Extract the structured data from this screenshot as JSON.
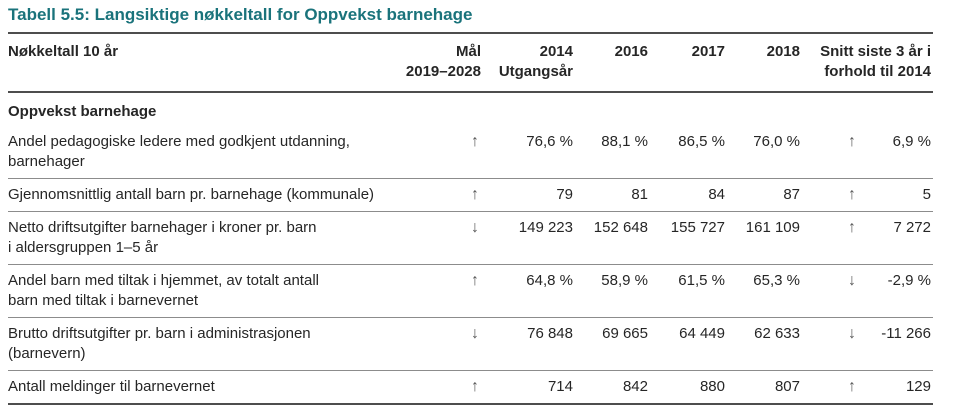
{
  "title": "Tabell 5.5: Langsiktige nøkkeltall for Oppvekst barnehage",
  "colors": {
    "title_accent": "#1a737b",
    "text": "#262626",
    "arrow": "#595959",
    "border_strong": "#4d4d4d",
    "border_light": "#8c8c8c"
  },
  "table": {
    "headers": {
      "label": "Nøkkeltall 10 år",
      "goal": "Mål\n2019–2028",
      "y2014": "2014\nUtgangsår",
      "y2016": "2016",
      "y2017": "2017",
      "y2018": "2018",
      "snitt": "Snitt siste 3 år i\nforhold til 2014"
    },
    "section": "Oppvekst barnehage",
    "rows": [
      {
        "label": "Andel pedagogiske ledere med godkjent utdanning,\nbarnehager",
        "goal": "↑",
        "v2014": "76,6 %",
        "v2016": "88,1 %",
        "v2017": "86,5 %",
        "v2018": "76,0 %",
        "trend": "↑",
        "diff": "6,9 %"
      },
      {
        "label": "Gjennomsnittlig antall barn pr. barnehage (kommunale)",
        "goal": "↑",
        "v2014": "79",
        "v2016": "81",
        "v2017": "84",
        "v2018": "87",
        "trend": "↑",
        "diff": "5"
      },
      {
        "label": "Netto driftsutgifter barnehager i kroner pr. barn\ni aldersgruppen 1–5 år",
        "goal": "↓",
        "v2014": "149 223",
        "v2016": "152 648",
        "v2017": "155 727",
        "v2018": "161 109",
        "trend": "↑",
        "diff": "7 272"
      },
      {
        "label": "Andel barn med tiltak i hjemmet, av totalt antall\nbarn med tiltak i barnevernet",
        "goal": "↑",
        "v2014": "64,8 %",
        "v2016": "58,9 %",
        "v2017": "61,5 %",
        "v2018": "65,3 %",
        "trend": "↓",
        "diff": "-2,9 %"
      },
      {
        "label": "Brutto driftsutgifter pr. barn i administrasjonen\n(barnevern)",
        "goal": "↓",
        "v2014": "76 848",
        "v2016": "69 665",
        "v2017": "64 449",
        "v2018": "62 633",
        "trend": "↓",
        "diff": "-11 266"
      },
      {
        "label": "Antall meldinger til barnevernet",
        "goal": "↑",
        "v2014": "714",
        "v2016": "842",
        "v2017": "880",
        "v2018": "807",
        "trend": "↑",
        "diff": "129"
      }
    ]
  }
}
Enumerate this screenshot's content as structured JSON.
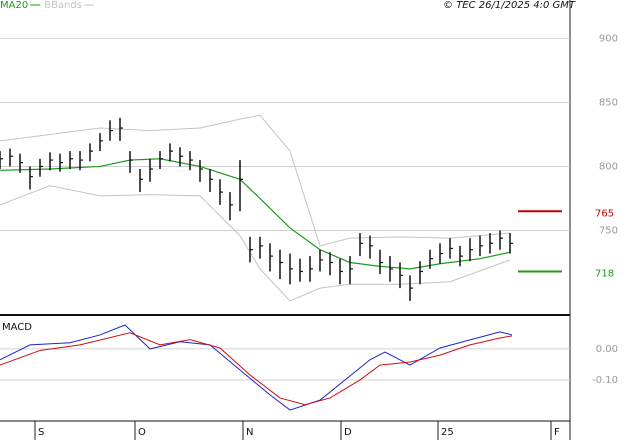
{
  "chart_data": [
    {
      "type": "ohlc",
      "copyright": "© TEC 26/1/2025 4:0 GMT",
      "x": [
        0,
        1,
        2,
        3,
        4,
        5,
        6,
        7,
        8,
        9,
        10,
        11,
        12,
        13,
        14,
        15,
        16,
        17,
        18,
        19,
        20,
        21,
        22,
        23,
        24,
        25,
        26,
        27,
        28,
        29,
        30,
        31,
        32,
        33,
        34,
        35,
        36,
        37,
        38,
        39,
        40,
        41,
        42,
        43,
        44,
        45,
        46,
        47,
        48,
        49,
        50,
        51
      ],
      "high": [
        812,
        814,
        810,
        800,
        806,
        811,
        810,
        812,
        812,
        818,
        826,
        836,
        838,
        812,
        798,
        806,
        812,
        818,
        815,
        812,
        805,
        798,
        790,
        780,
        805,
        745,
        745,
        740,
        735,
        732,
        728,
        730,
        735,
        733,
        728,
        730,
        748,
        746,
        735,
        730,
        725,
        715,
        726,
        735,
        740,
        744,
        738,
        744,
        746,
        748,
        750,
        748
      ],
      "low": [
        798,
        800,
        795,
        782,
        792,
        797,
        796,
        798,
        797,
        804,
        812,
        820,
        820,
        795,
        780,
        788,
        798,
        804,
        800,
        797,
        788,
        780,
        770,
        758,
        765,
        725,
        728,
        718,
        712,
        708,
        710,
        710,
        718,
        715,
        708,
        708,
        730,
        728,
        716,
        710,
        705,
        695,
        708,
        720,
        724,
        728,
        722,
        726,
        730,
        732,
        735,
        732
      ],
      "close": [
        806,
        808,
        803,
        792,
        800,
        805,
        803,
        806,
        805,
        812,
        820,
        828,
        830,
        805,
        790,
        798,
        806,
        812,
        808,
        805,
        798,
        790,
        780,
        770,
        790,
        735,
        738,
        730,
        725,
        720,
        718,
        720,
        727,
        725,
        718,
        720,
        740,
        738,
        725,
        720,
        715,
        705,
        718,
        728,
        732,
        736,
        730,
        735,
        738,
        740,
        744,
        740
      ],
      "color": "#111111",
      "overlays": [
        {
          "name": "MA20",
          "color": "#1a9c1a",
          "x": [
            0,
            5,
            10,
            13,
            16,
            20,
            24,
            26,
            29,
            32,
            35,
            38,
            41,
            44,
            48,
            51
          ],
          "values": [
            797,
            798,
            800,
            805,
            806,
            800,
            790,
            775,
            752,
            735,
            725,
            722,
            720,
            724,
            728,
            733
          ]
        },
        {
          "name": "BBands",
          "color": "#c4c4c4",
          "x": [
            0,
            5,
            10,
            15,
            20,
            24,
            26,
            29,
            32,
            35,
            40,
            45,
            51
          ],
          "upper": [
            820,
            825,
            830,
            828,
            830,
            837,
            840,
            812,
            738,
            744,
            745,
            744,
            748
          ],
          "lower": [
            770,
            785,
            777,
            778,
            777,
            746,
            720,
            695,
            705,
            708,
            708,
            710,
            727
          ]
        }
      ],
      "levels": [
        {
          "value": 765,
          "color": "#c00000"
        },
        {
          "value": 718,
          "color": "#1a9c1a"
        }
      ],
      "xlim": [
        0,
        57
      ],
      "ylim": [
        684,
        930
      ],
      "yticks": [
        750,
        800,
        850,
        900
      ],
      "grid": true
    },
    {
      "type": "line",
      "title": "MACD",
      "series": [
        {
          "color": "#2222cc",
          "x": [
            0,
            3,
            7,
            10,
            12.5,
            15,
            18,
            21,
            24,
            27,
            29,
            32,
            34.5,
            37,
            38.5,
            41,
            44,
            47,
            50,
            51.2
          ],
          "values": [
            -0.035,
            0.013,
            0.02,
            0.045,
            0.077,
            0,
            0.023,
            0.013,
            -0.068,
            -0.148,
            -0.197,
            -0.165,
            -0.1,
            -0.035,
            -0.01,
            -0.052,
            0.003,
            0.029,
            0.055,
            0.045
          ]
        },
        {
          "color": "#cc1111",
          "x": [
            0,
            4,
            8,
            13,
            16,
            19,
            22,
            25,
            28,
            30.5,
            33,
            36,
            38,
            41,
            44,
            47,
            50,
            51.2
          ],
          "values": [
            -0.052,
            -0.005,
            0.013,
            0.052,
            0.013,
            0.03,
            0.003,
            -0.084,
            -0.158,
            -0.18,
            -0.158,
            -0.1,
            -0.052,
            -0.042,
            -0.02,
            0.013,
            0.035,
            0.042
          ]
        }
      ],
      "xlim": [
        0,
        57
      ],
      "ylim": [
        -0.229,
        0.106
      ],
      "yticks": [
        {
          "value": 0,
          "label": "0.00"
        },
        {
          "value": -0.1,
          "label": "-0.10"
        }
      ],
      "xticks": [
        {
          "value": 3.5,
          "label": "S"
        },
        {
          "value": 13.5,
          "label": "O"
        },
        {
          "value": 24.3,
          "label": "N"
        },
        {
          "value": 34.1,
          "label": "D"
        },
        {
          "value": 43.8,
          "label": "25"
        },
        {
          "value": 55.1,
          "label": "F"
        }
      ],
      "grid": true
    }
  ]
}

§ §

#### Exercise aim
Collect the lines of the data that carry the word "this".

#### In response
Extract the structured data from this screenshot as JSON.
Enumerate this screenshot's content as structured JSON.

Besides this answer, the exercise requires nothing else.